Short problem
Set out each line from the following listing that includes the word "APPLICANT".

Source records:
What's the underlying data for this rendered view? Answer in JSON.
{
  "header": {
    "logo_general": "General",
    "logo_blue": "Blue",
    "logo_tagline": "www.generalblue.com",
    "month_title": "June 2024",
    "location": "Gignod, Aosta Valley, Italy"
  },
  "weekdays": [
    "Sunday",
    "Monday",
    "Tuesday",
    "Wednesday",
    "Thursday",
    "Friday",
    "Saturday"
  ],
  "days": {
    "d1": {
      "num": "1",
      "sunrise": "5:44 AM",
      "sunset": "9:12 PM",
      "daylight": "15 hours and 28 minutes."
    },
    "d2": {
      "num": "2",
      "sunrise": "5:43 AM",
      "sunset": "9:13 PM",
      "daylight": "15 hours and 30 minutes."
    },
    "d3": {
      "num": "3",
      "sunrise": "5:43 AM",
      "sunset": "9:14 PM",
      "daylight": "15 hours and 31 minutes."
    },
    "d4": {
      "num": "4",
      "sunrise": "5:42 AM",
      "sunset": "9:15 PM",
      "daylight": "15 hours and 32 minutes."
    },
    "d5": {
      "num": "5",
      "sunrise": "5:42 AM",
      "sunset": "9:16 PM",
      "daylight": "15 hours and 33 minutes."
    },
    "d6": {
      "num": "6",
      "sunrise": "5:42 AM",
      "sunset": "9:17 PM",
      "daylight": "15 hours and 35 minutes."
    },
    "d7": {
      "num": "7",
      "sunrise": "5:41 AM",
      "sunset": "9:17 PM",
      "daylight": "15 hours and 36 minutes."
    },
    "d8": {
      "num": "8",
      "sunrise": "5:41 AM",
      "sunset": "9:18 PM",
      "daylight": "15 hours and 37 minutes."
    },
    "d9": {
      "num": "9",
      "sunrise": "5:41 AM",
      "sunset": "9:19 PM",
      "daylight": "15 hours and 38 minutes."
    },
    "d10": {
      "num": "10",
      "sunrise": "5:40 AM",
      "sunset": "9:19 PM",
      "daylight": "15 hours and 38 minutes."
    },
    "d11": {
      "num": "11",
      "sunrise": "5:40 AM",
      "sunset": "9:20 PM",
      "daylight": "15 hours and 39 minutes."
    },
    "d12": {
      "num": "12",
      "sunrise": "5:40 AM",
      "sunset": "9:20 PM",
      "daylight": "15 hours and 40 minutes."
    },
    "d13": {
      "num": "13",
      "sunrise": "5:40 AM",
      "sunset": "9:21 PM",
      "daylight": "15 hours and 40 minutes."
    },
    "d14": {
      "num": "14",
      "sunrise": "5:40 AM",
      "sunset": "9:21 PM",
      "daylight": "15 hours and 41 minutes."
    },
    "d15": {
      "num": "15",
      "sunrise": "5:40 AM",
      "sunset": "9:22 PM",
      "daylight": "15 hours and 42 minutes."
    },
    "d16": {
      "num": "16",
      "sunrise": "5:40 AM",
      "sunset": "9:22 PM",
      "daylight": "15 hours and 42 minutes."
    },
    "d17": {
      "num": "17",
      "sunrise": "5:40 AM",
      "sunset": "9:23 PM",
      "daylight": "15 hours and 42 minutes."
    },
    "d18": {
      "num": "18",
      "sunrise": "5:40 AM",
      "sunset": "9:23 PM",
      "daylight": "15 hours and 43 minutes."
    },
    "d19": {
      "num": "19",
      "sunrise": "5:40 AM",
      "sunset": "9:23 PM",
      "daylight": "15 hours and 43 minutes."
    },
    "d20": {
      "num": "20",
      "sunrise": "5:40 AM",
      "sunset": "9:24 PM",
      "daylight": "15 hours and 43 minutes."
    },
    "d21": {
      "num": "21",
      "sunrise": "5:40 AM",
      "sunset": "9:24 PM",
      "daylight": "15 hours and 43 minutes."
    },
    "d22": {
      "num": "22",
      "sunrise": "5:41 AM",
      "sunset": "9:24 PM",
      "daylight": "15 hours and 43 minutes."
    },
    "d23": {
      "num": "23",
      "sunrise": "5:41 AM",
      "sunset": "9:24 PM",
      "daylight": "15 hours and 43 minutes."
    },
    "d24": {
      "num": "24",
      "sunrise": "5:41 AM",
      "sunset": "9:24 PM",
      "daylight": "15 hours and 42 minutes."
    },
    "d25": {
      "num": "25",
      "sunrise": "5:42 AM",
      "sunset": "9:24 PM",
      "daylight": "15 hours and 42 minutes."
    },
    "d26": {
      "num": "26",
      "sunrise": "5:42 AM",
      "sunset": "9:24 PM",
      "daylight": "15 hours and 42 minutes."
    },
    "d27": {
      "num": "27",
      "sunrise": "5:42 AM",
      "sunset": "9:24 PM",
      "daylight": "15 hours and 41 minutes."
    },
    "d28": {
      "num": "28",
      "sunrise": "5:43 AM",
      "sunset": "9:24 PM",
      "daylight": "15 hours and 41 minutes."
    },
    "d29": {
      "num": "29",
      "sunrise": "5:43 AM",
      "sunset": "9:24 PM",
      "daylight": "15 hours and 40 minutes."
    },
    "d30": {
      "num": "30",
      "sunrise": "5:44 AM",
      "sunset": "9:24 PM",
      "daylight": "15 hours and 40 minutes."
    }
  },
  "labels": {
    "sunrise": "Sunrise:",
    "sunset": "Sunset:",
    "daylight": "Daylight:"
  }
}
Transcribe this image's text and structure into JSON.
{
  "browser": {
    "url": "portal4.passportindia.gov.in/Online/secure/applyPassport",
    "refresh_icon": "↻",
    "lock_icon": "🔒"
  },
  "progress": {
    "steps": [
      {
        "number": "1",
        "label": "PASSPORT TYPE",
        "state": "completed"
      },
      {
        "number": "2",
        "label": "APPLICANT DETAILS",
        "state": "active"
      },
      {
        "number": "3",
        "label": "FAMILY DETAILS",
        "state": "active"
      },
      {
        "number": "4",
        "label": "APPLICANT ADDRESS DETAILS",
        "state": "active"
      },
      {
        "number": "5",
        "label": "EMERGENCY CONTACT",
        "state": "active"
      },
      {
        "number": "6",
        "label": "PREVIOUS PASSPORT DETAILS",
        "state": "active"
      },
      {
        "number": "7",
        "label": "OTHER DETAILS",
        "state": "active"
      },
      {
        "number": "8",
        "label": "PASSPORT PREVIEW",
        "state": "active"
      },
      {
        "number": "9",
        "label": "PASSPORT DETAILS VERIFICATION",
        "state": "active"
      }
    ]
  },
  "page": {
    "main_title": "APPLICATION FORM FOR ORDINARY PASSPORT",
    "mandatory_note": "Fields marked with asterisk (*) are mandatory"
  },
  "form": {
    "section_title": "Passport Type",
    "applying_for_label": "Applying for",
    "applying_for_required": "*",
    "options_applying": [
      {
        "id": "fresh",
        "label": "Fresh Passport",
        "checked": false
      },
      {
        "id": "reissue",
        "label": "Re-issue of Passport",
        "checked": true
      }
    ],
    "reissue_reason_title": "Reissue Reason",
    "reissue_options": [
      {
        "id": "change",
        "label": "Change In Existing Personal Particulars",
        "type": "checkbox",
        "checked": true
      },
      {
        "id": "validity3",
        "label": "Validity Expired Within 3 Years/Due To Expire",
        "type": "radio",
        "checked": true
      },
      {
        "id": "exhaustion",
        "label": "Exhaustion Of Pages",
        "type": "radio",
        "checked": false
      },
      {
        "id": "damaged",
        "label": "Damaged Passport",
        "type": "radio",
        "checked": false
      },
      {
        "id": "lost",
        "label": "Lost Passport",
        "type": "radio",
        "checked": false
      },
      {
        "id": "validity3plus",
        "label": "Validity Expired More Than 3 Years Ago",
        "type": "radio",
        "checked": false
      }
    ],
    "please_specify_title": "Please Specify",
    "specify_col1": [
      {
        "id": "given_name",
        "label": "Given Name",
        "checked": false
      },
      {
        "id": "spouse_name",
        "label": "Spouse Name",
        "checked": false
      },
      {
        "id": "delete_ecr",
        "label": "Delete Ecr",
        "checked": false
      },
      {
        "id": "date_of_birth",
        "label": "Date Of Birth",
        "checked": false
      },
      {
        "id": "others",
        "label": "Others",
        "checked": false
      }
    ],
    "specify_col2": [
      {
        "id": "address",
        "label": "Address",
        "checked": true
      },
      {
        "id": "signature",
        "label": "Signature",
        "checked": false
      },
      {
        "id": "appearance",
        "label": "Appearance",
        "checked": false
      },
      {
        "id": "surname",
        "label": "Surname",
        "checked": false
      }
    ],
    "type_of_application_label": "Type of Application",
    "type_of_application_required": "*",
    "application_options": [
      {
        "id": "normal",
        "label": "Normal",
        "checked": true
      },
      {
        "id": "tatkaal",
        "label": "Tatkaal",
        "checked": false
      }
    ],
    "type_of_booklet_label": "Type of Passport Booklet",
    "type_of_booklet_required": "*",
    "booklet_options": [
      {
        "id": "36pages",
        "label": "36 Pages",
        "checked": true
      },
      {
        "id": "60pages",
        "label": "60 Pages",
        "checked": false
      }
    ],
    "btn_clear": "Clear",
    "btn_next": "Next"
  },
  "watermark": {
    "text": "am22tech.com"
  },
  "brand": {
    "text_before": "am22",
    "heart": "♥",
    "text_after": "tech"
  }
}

Solved problem
        "label": "APPLICANT DETAILS",
        "label": "APPLICANT ADDRESS DETAILS",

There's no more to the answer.